[Stored data entries]
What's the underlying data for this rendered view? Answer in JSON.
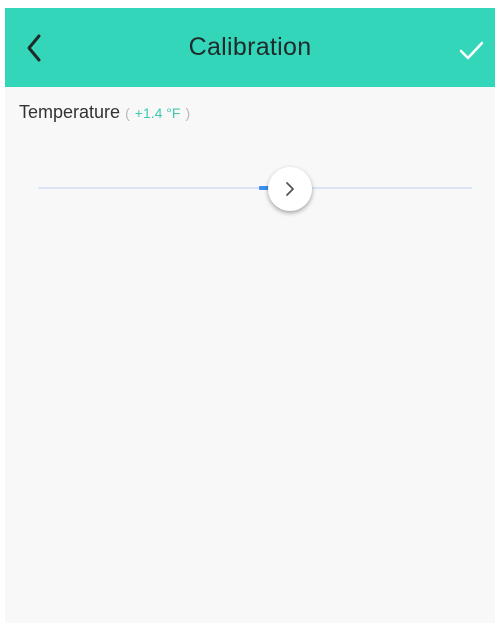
{
  "header": {
    "title": "Calibration",
    "back_icon": "chevron-left-icon",
    "confirm_icon": "checkmark-icon",
    "background_color": "#33d6b9"
  },
  "temperature": {
    "label": "Temperature",
    "paren_open": "(",
    "value": "+1.4 °F",
    "paren_close": ")",
    "slider_position_fraction": 0.58,
    "fill_start_fraction": 0.51,
    "thumb_icon": "chevron-right-icon",
    "accent_color": "#3b8ff0",
    "value_color": "#40c9b0"
  }
}
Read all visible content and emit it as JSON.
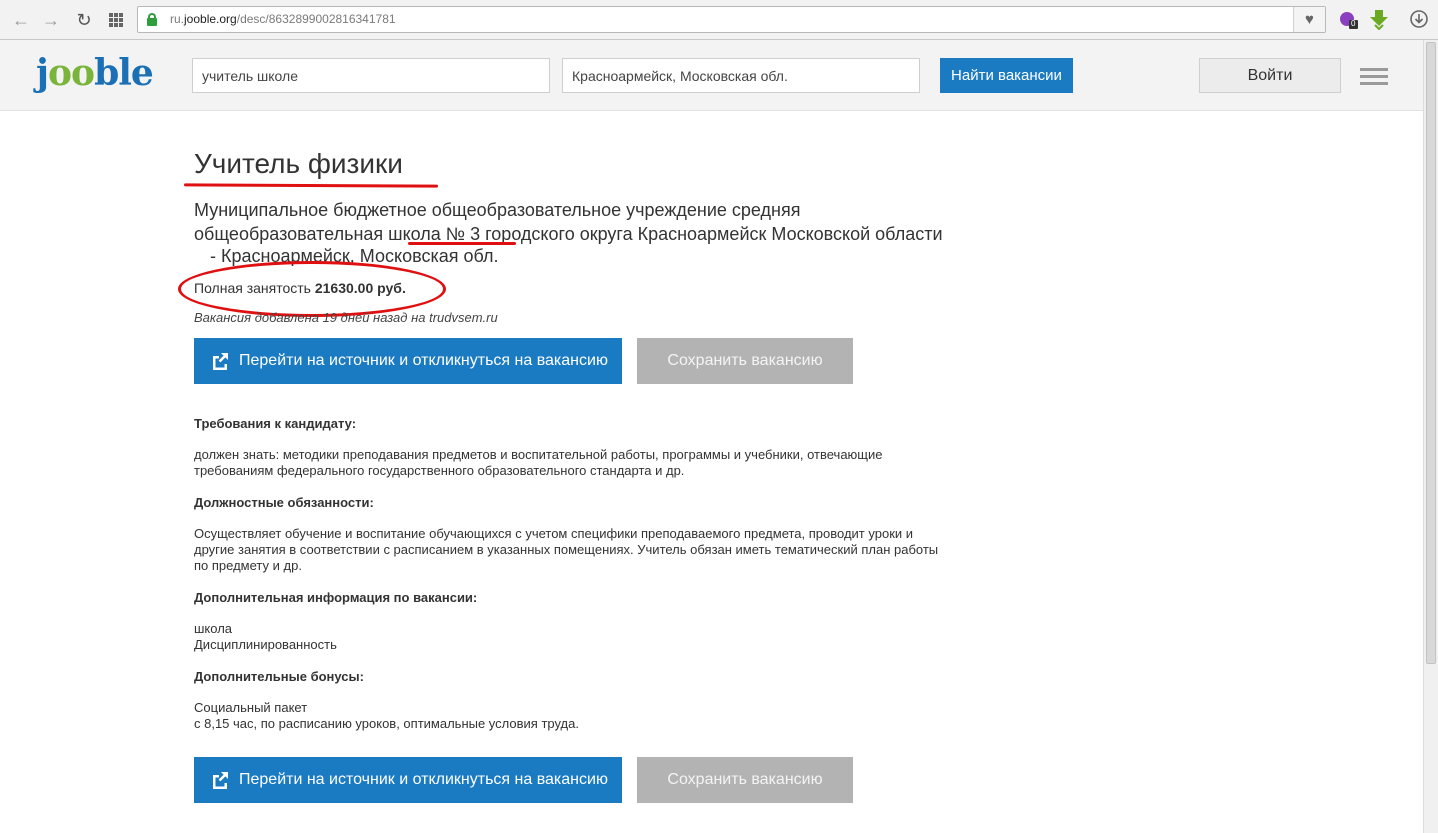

* Instruction: Omit pictures; set down the rest of the material word for word.

* Response below:
What's the underlying data for this rendered view? Answer in JSON.
{
  "header": {
    "title": "Calibration",
    "back_icon": "chevron-left-icon",
    "confirm_icon": "checkmark-icon",
    "background_color": "#33d6b9"
  },
  "temperature": {
    "label": "Temperature",
    "paren_open": "(",
    "value": "+1.4 °F",
    "paren_close": ")",
    "slider_position_fraction": 0.58,
    "fill_start_fraction": 0.51,
    "thumb_icon": "chevron-right-icon",
    "accent_color": "#3b8ff0",
    "value_color": "#40c9b0"
  }
}
Read all visible content and emit it as JSON.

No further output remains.